• [What you will do]: Send each entry back exactly as given, pictures excluded.

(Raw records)
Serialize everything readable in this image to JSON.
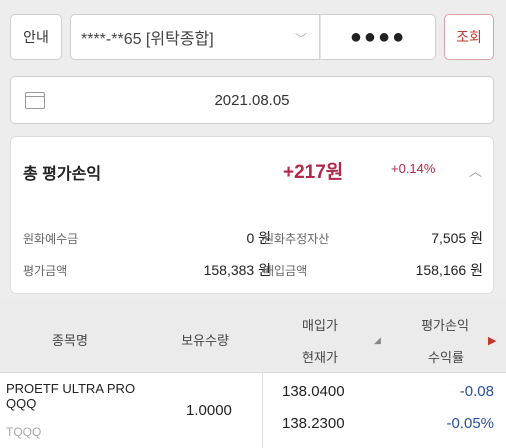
{
  "toolbar": {
    "guide_label": "안내",
    "account_label": "****-**65 [위탁종합]",
    "password_mask": "●●●●",
    "inquiry_label": "조회"
  },
  "date": {
    "value": "2021.08.05"
  },
  "summary": {
    "title": "총 평가손익",
    "amount": "+217원",
    "rate": "+0.14%",
    "deposit_label": "원화예수금",
    "deposit_value": "0 원",
    "estimated_assets_label": "원화추정자산",
    "estimated_assets_value": "7,505 원",
    "valuation_label": "평가금액",
    "valuation_value": "158,383 원",
    "purchase_label": "매입금액",
    "purchase_value": "158,166 원"
  },
  "table": {
    "headers": {
      "name": "종목명",
      "quantity": "보유수량",
      "purchase_price": "매입가",
      "current_price": "현재가",
      "pnl": "평가손익",
      "rate": "수익률"
    },
    "rows": [
      {
        "name": "PROETF ULTRA PRO QQQ",
        "code": "TQQQ",
        "quantity": "1.0000",
        "purchase_price": "138.0400",
        "current_price": "138.2300",
        "pnl": "-0.08",
        "rate": "-0.05%"
      }
    ]
  },
  "colors": {
    "positive": "#b0284a",
    "negative": "#2a4fa0",
    "accent": "#c0392b"
  },
  "icons": {
    "account_dropdown": "chevron-down-icon",
    "date": "calendar-icon",
    "collapse": "chevron-up-icon",
    "scroll": "triangle-right-icon"
  }
}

• [Written response]:
Serialize everything readable in this image to JSON.
{
  "toolbar": {
    "guide_label": "안내",
    "account_label": "****-**65 [위탁종합]",
    "password_mask": "●●●●",
    "inquiry_label": "조회"
  },
  "date": {
    "value": "2021.08.05"
  },
  "summary": {
    "title": "총 평가손익",
    "amount": "+217원",
    "rate": "+0.14%",
    "deposit_label": "원화예수금",
    "deposit_value": "0 원",
    "estimated_assets_label": "원화추정자산",
    "estimated_assets_value": "7,505 원",
    "valuation_label": "평가금액",
    "valuation_value": "158,383 원",
    "purchase_label": "매입금액",
    "purchase_value": "158,166 원"
  },
  "table": {
    "headers": {
      "name": "종목명",
      "quantity": "보유수량",
      "purchase_price": "매입가",
      "current_price": "현재가",
      "pnl": "평가손익",
      "rate": "수익률"
    },
    "rows": [
      {
        "name": "PROETF ULTRA PRO QQQ",
        "code": "TQQQ",
        "quantity": "1.0000",
        "purchase_price": "138.0400",
        "current_price": "138.2300",
        "pnl": "-0.08",
        "rate": "-0.05%"
      }
    ]
  },
  "colors": {
    "positive": "#b0284a",
    "negative": "#2a4fa0",
    "accent": "#c0392b"
  },
  "icons": {
    "account_dropdown": "chevron-down-icon",
    "date": "calendar-icon",
    "collapse": "chevron-up-icon",
    "scroll": "triangle-right-icon"
  }
}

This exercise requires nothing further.